Source data
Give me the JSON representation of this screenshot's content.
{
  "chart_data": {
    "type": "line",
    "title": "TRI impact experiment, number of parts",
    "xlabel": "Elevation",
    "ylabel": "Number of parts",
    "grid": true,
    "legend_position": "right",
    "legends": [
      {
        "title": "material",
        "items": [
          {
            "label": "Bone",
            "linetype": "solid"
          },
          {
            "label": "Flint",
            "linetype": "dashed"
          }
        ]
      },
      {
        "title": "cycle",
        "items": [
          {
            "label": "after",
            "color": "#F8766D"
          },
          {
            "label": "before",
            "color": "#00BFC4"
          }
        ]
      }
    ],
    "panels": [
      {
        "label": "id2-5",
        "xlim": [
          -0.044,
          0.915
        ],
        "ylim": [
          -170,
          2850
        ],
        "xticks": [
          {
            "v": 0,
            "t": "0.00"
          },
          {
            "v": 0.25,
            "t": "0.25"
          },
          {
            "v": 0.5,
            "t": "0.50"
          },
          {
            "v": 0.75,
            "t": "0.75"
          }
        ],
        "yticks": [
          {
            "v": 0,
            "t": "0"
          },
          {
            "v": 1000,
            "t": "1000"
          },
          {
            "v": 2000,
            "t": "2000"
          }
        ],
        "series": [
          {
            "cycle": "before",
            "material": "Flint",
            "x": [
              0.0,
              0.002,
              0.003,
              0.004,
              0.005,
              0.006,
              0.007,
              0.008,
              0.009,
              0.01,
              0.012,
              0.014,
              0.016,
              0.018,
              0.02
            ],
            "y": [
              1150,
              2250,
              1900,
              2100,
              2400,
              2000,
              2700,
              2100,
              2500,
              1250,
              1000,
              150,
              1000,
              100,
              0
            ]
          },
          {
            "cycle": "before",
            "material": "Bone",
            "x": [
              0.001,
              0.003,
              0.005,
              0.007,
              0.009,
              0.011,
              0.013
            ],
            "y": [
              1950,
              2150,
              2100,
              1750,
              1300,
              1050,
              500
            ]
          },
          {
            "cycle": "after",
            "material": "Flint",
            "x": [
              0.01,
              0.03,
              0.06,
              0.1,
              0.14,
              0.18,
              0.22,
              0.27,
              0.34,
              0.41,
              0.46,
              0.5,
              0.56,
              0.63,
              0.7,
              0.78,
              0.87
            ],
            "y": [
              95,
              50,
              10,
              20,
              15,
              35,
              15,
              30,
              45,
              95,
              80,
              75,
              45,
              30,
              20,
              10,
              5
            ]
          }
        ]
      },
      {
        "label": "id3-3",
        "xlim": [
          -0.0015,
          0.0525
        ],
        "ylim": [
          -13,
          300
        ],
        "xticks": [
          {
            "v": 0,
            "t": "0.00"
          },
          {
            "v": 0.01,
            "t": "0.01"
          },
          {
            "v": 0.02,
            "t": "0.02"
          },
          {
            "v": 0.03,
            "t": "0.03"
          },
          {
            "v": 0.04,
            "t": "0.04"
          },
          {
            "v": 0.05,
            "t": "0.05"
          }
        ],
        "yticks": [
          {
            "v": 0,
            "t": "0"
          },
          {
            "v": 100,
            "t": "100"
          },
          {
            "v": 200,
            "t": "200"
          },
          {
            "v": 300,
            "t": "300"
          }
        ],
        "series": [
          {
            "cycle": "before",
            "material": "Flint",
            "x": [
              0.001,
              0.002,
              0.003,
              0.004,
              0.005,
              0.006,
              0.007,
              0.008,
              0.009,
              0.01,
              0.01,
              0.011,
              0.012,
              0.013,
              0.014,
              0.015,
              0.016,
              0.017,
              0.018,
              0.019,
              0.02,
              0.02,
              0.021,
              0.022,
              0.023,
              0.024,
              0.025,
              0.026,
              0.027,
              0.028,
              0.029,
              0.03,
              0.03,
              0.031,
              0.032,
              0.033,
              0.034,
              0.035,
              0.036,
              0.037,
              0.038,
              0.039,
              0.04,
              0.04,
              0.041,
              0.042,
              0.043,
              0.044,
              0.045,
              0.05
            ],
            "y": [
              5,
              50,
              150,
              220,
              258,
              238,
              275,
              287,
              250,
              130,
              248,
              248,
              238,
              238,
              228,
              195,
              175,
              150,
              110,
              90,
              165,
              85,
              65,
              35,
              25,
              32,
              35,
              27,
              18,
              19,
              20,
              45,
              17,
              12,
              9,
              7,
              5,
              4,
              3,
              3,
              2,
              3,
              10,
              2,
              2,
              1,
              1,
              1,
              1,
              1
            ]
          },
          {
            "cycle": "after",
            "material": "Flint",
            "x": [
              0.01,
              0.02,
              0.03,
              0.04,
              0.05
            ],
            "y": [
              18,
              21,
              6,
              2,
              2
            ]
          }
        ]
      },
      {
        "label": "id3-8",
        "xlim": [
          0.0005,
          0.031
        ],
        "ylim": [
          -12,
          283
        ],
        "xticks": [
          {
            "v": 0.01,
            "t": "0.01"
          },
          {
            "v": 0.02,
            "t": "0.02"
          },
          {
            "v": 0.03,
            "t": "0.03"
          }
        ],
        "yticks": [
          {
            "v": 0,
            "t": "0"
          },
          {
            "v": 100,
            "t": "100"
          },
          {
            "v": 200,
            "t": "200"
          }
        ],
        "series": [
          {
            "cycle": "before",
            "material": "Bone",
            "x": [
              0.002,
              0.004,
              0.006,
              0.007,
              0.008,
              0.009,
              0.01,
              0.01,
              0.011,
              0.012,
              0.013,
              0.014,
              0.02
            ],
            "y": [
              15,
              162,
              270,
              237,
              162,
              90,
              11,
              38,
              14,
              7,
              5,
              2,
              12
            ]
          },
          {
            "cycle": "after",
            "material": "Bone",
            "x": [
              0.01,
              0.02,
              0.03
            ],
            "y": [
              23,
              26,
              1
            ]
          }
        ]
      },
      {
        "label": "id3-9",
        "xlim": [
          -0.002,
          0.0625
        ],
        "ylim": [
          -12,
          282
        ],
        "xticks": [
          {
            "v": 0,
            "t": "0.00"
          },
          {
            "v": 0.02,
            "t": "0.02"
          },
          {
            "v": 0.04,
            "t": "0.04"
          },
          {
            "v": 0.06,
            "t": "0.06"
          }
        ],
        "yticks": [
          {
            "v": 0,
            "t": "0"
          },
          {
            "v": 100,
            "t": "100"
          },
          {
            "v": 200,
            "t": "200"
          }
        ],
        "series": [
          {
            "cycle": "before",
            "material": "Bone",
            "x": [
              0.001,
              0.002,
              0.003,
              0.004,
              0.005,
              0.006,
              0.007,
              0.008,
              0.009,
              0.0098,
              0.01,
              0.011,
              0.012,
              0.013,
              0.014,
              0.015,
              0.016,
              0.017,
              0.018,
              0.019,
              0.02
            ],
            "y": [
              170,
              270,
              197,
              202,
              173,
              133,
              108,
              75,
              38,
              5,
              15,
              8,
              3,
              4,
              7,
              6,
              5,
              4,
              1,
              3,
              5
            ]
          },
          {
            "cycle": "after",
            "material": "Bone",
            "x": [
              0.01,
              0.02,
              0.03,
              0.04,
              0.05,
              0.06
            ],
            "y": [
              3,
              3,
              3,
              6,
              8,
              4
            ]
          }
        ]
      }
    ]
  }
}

What is being asked
Every line above should be retyped exactly as given.

Response to the task
Give me the JSON representation of this screenshot's content.
{
  "chart_data": {
    "type": "line",
    "title": "TRI impact experiment, number of parts",
    "xlabel": "Elevation",
    "ylabel": "Number of parts",
    "grid": true,
    "legend_position": "right",
    "legends": [
      {
        "title": "material",
        "items": [
          {
            "label": "Bone",
            "linetype": "solid"
          },
          {
            "label": "Flint",
            "linetype": "dashed"
          }
        ]
      },
      {
        "title": "cycle",
        "items": [
          {
            "label": "after",
            "color": "#F8766D"
          },
          {
            "label": "before",
            "color": "#00BFC4"
          }
        ]
      }
    ],
    "panels": [
      {
        "label": "id2-5",
        "xlim": [
          -0.044,
          0.915
        ],
        "ylim": [
          -170,
          2850
        ],
        "xticks": [
          {
            "v": 0,
            "t": "0.00"
          },
          {
            "v": 0.25,
            "t": "0.25"
          },
          {
            "v": 0.5,
            "t": "0.50"
          },
          {
            "v": 0.75,
            "t": "0.75"
          }
        ],
        "yticks": [
          {
            "v": 0,
            "t": "0"
          },
          {
            "v": 1000,
            "t": "1000"
          },
          {
            "v": 2000,
            "t": "2000"
          }
        ],
        "series": [
          {
            "cycle": "before",
            "material": "Flint",
            "x": [
              0.0,
              0.002,
              0.003,
              0.004,
              0.005,
              0.006,
              0.007,
              0.008,
              0.009,
              0.01,
              0.012,
              0.014,
              0.016,
              0.018,
              0.02
            ],
            "y": [
              1150,
              2250,
              1900,
              2100,
              2400,
              2000,
              2700,
              2100,
              2500,
              1250,
              1000,
              150,
              1000,
              100,
              0
            ]
          },
          {
            "cycle": "before",
            "material": "Bone",
            "x": [
              0.001,
              0.003,
              0.005,
              0.007,
              0.009,
              0.011,
              0.013
            ],
            "y": [
              1950,
              2150,
              2100,
              1750,
              1300,
              1050,
              500
            ]
          },
          {
            "cycle": "after",
            "material": "Flint",
            "x": [
              0.01,
              0.03,
              0.06,
              0.1,
              0.14,
              0.18,
              0.22,
              0.27,
              0.34,
              0.41,
              0.46,
              0.5,
              0.56,
              0.63,
              0.7,
              0.78,
              0.87
            ],
            "y": [
              95,
              50,
              10,
              20,
              15,
              35,
              15,
              30,
              45,
              95,
              80,
              75,
              45,
              30,
              20,
              10,
              5
            ]
          }
        ]
      },
      {
        "label": "id3-3",
        "xlim": [
          -0.0015,
          0.0525
        ],
        "ylim": [
          -13,
          300
        ],
        "xticks": [
          {
            "v": 0,
            "t": "0.00"
          },
          {
            "v": 0.01,
            "t": "0.01"
          },
          {
            "v": 0.02,
            "t": "0.02"
          },
          {
            "v": 0.03,
            "t": "0.03"
          },
          {
            "v": 0.04,
            "t": "0.04"
          },
          {
            "v": 0.05,
            "t": "0.05"
          }
        ],
        "yticks": [
          {
            "v": 0,
            "t": "0"
          },
          {
            "v": 100,
            "t": "100"
          },
          {
            "v": 200,
            "t": "200"
          },
          {
            "v": 300,
            "t": "300"
          }
        ],
        "series": [
          {
            "cycle": "before",
            "material": "Flint",
            "x": [
              0.001,
              0.002,
              0.003,
              0.004,
              0.005,
              0.006,
              0.007,
              0.008,
              0.009,
              0.01,
              0.01,
              0.011,
              0.012,
              0.013,
              0.014,
              0.015,
              0.016,
              0.017,
              0.018,
              0.019,
              0.02,
              0.02,
              0.021,
              0.022,
              0.023,
              0.024,
              0.025,
              0.026,
              0.027,
              0.028,
              0.029,
              0.03,
              0.03,
              0.031,
              0.032,
              0.033,
              0.034,
              0.035,
              0.036,
              0.037,
              0.038,
              0.039,
              0.04,
              0.04,
              0.041,
              0.042,
              0.043,
              0.044,
              0.045,
              0.05
            ],
            "y": [
              5,
              50,
              150,
              220,
              258,
              238,
              275,
              287,
              250,
              130,
              248,
              248,
              238,
              238,
              228,
              195,
              175,
              150,
              110,
              90,
              165,
              85,
              65,
              35,
              25,
              32,
              35,
              27,
              18,
              19,
              20,
              45,
              17,
              12,
              9,
              7,
              5,
              4,
              3,
              3,
              2,
              3,
              10,
              2,
              2,
              1,
              1,
              1,
              1,
              1
            ]
          },
          {
            "cycle": "after",
            "material": "Flint",
            "x": [
              0.01,
              0.02,
              0.03,
              0.04,
              0.05
            ],
            "y": [
              18,
              21,
              6,
              2,
              2
            ]
          }
        ]
      },
      {
        "label": "id3-8",
        "xlim": [
          0.0005,
          0.031
        ],
        "ylim": [
          -12,
          283
        ],
        "xticks": [
          {
            "v": 0.01,
            "t": "0.01"
          },
          {
            "v": 0.02,
            "t": "0.02"
          },
          {
            "v": 0.03,
            "t": "0.03"
          }
        ],
        "yticks": [
          {
            "v": 0,
            "t": "0"
          },
          {
            "v": 100,
            "t": "100"
          },
          {
            "v": 200,
            "t": "200"
          }
        ],
        "series": [
          {
            "cycle": "before",
            "material": "Bone",
            "x": [
              0.002,
              0.004,
              0.006,
              0.007,
              0.008,
              0.009,
              0.01,
              0.01,
              0.011,
              0.012,
              0.013,
              0.014,
              0.02
            ],
            "y": [
              15,
              162,
              270,
              237,
              162,
              90,
              11,
              38,
              14,
              7,
              5,
              2,
              12
            ]
          },
          {
            "cycle": "after",
            "material": "Bone",
            "x": [
              0.01,
              0.02,
              0.03
            ],
            "y": [
              23,
              26,
              1
            ]
          }
        ]
      },
      {
        "label": "id3-9",
        "xlim": [
          -0.002,
          0.0625
        ],
        "ylim": [
          -12,
          282
        ],
        "xticks": [
          {
            "v": 0,
            "t": "0.00"
          },
          {
            "v": 0.02,
            "t": "0.02"
          },
          {
            "v": 0.04,
            "t": "0.04"
          },
          {
            "v": 0.06,
            "t": "0.06"
          }
        ],
        "yticks": [
          {
            "v": 0,
            "t": "0"
          },
          {
            "v": 100,
            "t": "100"
          },
          {
            "v": 200,
            "t": "200"
          }
        ],
        "series": [
          {
            "cycle": "before",
            "material": "Bone",
            "x": [
              0.001,
              0.002,
              0.003,
              0.004,
              0.005,
              0.006,
              0.007,
              0.008,
              0.009,
              0.0098,
              0.01,
              0.011,
              0.012,
              0.013,
              0.014,
              0.015,
              0.016,
              0.017,
              0.018,
              0.019,
              0.02
            ],
            "y": [
              170,
              270,
              197,
              202,
              173,
              133,
              108,
              75,
              38,
              5,
              15,
              8,
              3,
              4,
              7,
              6,
              5,
              4,
              1,
              3,
              5
            ]
          },
          {
            "cycle": "after",
            "material": "Bone",
            "x": [
              0.01,
              0.02,
              0.03,
              0.04,
              0.05,
              0.06
            ],
            "y": [
              3,
              3,
              3,
              6,
              8,
              4
            ]
          }
        ]
      }
    ]
  }
}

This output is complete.